[Dataset entries on figures]
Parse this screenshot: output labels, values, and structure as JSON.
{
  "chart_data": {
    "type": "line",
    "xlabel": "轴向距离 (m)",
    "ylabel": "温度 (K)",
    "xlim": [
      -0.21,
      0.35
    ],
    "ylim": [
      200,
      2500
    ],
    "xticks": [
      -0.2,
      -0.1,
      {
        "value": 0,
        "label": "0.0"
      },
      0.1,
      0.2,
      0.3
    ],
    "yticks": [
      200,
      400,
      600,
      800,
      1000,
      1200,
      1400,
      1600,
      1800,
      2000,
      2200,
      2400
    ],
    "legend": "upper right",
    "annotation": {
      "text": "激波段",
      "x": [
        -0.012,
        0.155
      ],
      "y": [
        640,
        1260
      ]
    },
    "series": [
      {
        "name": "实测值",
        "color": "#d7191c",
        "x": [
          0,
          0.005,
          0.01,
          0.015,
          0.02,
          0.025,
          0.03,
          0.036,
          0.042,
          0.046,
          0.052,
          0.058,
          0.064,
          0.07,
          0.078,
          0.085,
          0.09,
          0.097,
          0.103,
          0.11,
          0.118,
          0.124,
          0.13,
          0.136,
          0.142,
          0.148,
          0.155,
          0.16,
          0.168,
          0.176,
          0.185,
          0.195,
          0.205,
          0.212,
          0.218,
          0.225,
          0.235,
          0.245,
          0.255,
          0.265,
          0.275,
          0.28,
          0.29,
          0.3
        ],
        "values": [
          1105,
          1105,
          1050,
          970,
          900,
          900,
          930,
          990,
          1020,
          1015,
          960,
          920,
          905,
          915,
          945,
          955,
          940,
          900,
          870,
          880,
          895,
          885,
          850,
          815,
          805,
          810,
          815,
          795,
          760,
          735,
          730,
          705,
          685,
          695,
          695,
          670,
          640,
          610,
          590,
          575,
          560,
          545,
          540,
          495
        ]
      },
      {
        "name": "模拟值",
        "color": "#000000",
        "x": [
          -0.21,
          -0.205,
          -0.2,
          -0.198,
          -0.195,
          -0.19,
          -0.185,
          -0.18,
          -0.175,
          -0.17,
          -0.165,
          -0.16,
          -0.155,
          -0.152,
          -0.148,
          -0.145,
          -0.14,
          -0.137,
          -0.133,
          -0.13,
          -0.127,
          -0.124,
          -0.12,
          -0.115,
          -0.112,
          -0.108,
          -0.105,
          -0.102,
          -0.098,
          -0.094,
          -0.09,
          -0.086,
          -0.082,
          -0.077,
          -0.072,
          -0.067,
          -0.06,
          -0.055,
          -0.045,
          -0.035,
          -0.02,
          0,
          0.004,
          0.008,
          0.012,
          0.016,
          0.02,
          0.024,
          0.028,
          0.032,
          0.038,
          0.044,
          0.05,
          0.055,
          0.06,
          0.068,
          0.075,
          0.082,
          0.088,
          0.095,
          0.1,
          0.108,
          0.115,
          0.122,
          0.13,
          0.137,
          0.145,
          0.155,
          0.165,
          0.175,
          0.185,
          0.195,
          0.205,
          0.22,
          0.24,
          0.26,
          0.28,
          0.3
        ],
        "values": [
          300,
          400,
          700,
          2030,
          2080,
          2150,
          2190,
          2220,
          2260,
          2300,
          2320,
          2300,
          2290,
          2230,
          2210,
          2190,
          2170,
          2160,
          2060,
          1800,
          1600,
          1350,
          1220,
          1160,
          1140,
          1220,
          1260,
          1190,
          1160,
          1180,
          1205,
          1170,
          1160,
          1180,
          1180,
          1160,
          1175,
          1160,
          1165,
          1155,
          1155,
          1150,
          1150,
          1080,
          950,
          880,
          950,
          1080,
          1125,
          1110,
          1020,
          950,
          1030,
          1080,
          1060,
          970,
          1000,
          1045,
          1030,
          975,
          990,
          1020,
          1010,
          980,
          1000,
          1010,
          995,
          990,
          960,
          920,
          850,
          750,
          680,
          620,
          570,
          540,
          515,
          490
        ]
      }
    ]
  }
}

--

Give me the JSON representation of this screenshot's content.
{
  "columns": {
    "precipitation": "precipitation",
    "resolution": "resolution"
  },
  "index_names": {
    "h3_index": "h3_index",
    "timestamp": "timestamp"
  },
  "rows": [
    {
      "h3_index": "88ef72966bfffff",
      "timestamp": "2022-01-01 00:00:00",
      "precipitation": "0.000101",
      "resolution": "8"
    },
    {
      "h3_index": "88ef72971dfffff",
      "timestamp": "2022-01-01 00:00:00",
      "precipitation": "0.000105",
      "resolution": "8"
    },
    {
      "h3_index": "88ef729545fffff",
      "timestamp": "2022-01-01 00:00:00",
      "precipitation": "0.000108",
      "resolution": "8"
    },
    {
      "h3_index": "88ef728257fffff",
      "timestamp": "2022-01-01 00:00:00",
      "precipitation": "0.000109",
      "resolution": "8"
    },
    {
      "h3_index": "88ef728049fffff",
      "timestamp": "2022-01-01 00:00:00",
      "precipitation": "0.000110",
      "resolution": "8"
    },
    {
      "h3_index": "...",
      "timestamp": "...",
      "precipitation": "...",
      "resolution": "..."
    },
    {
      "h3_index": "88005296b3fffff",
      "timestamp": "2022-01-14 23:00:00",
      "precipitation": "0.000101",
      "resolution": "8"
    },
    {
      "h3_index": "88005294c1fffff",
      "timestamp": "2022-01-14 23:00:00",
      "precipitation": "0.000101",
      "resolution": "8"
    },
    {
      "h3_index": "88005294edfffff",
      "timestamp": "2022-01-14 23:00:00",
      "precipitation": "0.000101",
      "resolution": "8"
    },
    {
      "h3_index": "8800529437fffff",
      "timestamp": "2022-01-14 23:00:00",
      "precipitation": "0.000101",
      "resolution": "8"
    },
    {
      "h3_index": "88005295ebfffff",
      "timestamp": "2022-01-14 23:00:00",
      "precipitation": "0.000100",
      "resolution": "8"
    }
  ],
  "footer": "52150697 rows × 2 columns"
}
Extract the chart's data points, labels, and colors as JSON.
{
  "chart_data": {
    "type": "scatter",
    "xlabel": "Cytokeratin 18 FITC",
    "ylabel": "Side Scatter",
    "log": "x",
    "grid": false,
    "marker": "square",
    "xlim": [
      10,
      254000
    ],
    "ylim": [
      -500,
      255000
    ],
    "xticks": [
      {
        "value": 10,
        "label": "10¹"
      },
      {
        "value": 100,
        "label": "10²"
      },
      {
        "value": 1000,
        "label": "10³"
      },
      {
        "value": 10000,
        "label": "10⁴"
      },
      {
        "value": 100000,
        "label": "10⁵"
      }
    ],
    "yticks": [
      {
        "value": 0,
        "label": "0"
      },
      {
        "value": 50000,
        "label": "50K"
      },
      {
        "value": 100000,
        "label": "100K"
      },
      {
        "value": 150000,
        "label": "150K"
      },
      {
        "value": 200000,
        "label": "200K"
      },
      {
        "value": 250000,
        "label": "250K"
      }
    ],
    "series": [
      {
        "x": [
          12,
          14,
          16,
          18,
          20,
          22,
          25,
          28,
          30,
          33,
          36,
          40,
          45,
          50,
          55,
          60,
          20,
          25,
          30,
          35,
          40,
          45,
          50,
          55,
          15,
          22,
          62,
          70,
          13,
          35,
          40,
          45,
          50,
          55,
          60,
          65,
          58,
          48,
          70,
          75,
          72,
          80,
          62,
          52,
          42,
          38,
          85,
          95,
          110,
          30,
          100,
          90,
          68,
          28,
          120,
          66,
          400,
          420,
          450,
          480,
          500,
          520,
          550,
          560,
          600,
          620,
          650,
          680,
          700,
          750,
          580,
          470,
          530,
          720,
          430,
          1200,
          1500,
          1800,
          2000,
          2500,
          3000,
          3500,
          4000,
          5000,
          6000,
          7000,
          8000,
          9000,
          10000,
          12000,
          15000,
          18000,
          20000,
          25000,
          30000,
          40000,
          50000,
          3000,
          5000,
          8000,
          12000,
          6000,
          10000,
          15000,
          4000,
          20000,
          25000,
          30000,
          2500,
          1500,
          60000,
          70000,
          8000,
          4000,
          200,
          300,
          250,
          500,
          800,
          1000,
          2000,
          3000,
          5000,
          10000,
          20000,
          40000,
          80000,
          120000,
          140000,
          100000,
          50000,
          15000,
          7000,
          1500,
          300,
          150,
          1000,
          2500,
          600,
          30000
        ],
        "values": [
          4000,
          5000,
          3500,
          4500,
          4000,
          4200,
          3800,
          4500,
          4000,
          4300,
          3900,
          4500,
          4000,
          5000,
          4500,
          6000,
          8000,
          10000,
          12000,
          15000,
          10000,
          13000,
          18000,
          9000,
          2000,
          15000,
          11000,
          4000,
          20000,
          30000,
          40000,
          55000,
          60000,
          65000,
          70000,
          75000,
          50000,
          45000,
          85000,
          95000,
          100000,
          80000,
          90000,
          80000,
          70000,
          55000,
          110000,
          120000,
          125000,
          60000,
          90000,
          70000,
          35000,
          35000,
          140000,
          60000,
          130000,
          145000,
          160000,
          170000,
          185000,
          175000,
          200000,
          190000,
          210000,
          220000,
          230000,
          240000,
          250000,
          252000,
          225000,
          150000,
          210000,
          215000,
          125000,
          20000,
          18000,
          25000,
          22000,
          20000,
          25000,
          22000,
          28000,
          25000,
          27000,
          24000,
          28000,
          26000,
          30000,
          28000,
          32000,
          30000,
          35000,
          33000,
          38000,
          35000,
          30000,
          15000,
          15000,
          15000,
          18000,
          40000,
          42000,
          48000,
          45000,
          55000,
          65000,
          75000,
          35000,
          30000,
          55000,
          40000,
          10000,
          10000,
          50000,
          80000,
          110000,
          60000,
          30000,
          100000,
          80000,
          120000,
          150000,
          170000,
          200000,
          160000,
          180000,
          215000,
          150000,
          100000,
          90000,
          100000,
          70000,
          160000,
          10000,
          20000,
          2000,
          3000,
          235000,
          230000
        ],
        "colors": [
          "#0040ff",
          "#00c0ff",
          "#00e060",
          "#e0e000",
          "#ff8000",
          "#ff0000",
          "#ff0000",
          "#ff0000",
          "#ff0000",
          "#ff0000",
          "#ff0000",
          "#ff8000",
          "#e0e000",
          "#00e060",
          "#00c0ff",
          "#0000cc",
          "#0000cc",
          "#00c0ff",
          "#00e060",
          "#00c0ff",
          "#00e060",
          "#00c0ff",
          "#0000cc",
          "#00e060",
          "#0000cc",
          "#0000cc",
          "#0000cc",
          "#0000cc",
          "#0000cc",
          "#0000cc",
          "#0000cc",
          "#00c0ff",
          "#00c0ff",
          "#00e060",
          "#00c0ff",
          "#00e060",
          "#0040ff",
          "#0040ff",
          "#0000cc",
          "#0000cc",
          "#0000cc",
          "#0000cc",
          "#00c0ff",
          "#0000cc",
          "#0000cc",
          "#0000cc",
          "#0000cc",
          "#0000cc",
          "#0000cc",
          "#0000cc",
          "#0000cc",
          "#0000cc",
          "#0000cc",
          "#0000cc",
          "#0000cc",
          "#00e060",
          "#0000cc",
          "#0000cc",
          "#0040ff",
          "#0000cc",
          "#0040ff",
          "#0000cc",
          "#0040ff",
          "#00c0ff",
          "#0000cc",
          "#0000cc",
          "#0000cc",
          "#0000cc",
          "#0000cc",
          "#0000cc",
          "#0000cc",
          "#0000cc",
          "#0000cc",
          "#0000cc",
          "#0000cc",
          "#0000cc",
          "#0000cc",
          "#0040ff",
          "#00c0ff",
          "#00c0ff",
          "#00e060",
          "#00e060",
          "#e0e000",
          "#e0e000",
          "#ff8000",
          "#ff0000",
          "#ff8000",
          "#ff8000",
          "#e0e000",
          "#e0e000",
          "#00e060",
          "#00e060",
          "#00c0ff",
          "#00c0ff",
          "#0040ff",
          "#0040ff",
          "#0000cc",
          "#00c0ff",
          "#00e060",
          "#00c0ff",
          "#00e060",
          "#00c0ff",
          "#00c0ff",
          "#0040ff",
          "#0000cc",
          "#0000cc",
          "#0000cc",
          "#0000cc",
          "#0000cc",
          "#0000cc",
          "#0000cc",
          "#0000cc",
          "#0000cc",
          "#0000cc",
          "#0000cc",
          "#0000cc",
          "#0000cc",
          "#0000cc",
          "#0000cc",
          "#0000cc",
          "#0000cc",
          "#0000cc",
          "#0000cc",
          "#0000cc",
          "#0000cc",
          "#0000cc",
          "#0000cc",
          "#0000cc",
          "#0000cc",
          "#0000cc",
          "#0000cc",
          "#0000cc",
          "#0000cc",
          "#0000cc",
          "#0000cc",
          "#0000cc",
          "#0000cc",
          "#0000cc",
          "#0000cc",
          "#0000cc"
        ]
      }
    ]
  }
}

--

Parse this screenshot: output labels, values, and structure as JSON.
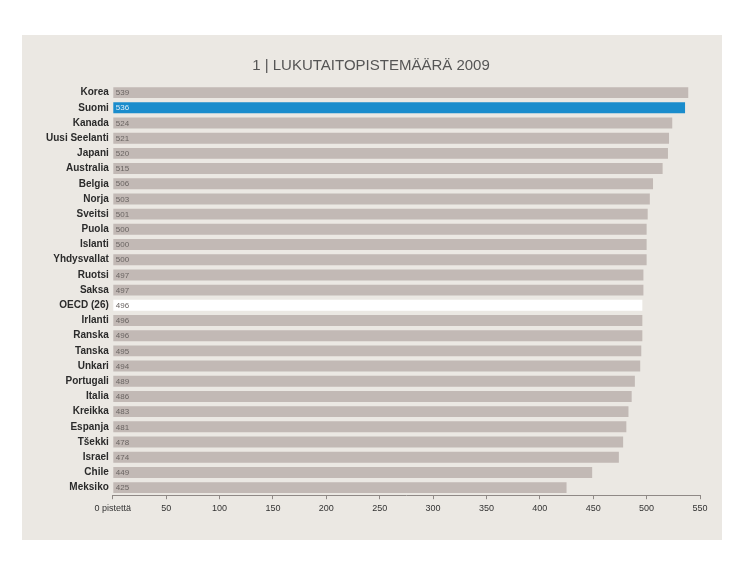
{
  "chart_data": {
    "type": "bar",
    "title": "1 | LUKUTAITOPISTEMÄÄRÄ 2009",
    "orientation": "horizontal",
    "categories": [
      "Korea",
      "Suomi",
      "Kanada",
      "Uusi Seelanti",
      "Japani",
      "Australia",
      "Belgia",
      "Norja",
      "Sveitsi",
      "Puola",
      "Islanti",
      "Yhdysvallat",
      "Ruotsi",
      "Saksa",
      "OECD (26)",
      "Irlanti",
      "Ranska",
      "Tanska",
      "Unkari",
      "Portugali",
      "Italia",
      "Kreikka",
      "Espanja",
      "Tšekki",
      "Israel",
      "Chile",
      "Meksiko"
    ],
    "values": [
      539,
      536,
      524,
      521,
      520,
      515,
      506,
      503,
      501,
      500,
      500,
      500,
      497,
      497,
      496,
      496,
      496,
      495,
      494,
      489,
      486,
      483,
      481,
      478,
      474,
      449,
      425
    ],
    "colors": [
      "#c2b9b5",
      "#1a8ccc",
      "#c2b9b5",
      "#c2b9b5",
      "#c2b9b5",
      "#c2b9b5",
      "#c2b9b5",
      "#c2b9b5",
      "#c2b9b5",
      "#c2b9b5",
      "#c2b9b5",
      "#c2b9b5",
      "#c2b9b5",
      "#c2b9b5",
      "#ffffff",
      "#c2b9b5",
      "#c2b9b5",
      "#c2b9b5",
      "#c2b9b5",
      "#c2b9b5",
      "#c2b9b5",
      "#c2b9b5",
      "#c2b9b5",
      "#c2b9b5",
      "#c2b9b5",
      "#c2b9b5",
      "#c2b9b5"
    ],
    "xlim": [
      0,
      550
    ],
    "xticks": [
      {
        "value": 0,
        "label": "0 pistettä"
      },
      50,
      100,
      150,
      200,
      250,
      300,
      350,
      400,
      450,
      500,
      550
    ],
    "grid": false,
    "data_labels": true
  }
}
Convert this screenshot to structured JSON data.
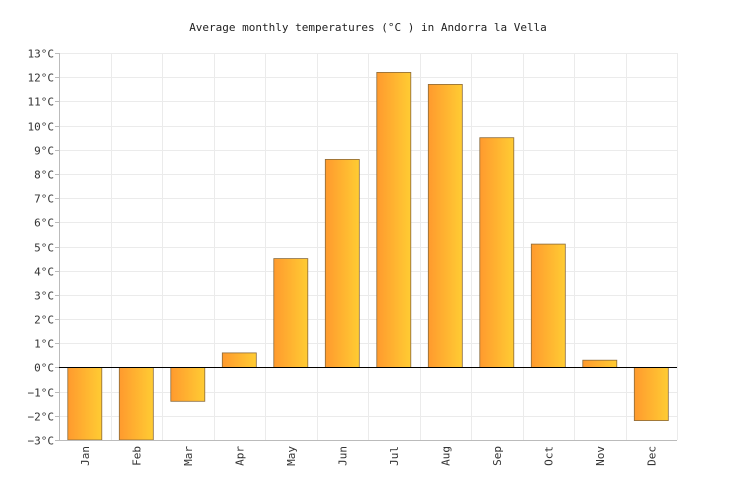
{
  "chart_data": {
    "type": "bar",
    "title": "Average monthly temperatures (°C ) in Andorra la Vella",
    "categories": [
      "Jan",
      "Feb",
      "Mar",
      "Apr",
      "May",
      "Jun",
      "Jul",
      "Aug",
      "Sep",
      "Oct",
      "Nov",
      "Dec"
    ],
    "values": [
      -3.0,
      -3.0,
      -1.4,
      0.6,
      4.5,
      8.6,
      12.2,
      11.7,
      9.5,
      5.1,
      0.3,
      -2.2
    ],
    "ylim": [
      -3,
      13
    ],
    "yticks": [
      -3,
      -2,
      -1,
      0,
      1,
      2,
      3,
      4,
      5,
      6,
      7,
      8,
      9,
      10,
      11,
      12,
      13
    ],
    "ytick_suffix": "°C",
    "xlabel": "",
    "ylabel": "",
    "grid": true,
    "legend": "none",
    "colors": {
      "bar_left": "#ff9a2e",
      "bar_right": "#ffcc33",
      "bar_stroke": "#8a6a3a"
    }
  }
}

▶ WHAT NEEDS TO BE DONE
The word "ylabel" may appear on some lines. Report how many lines hold it, giving the number alone.

▶ RESPONSE BELOW
3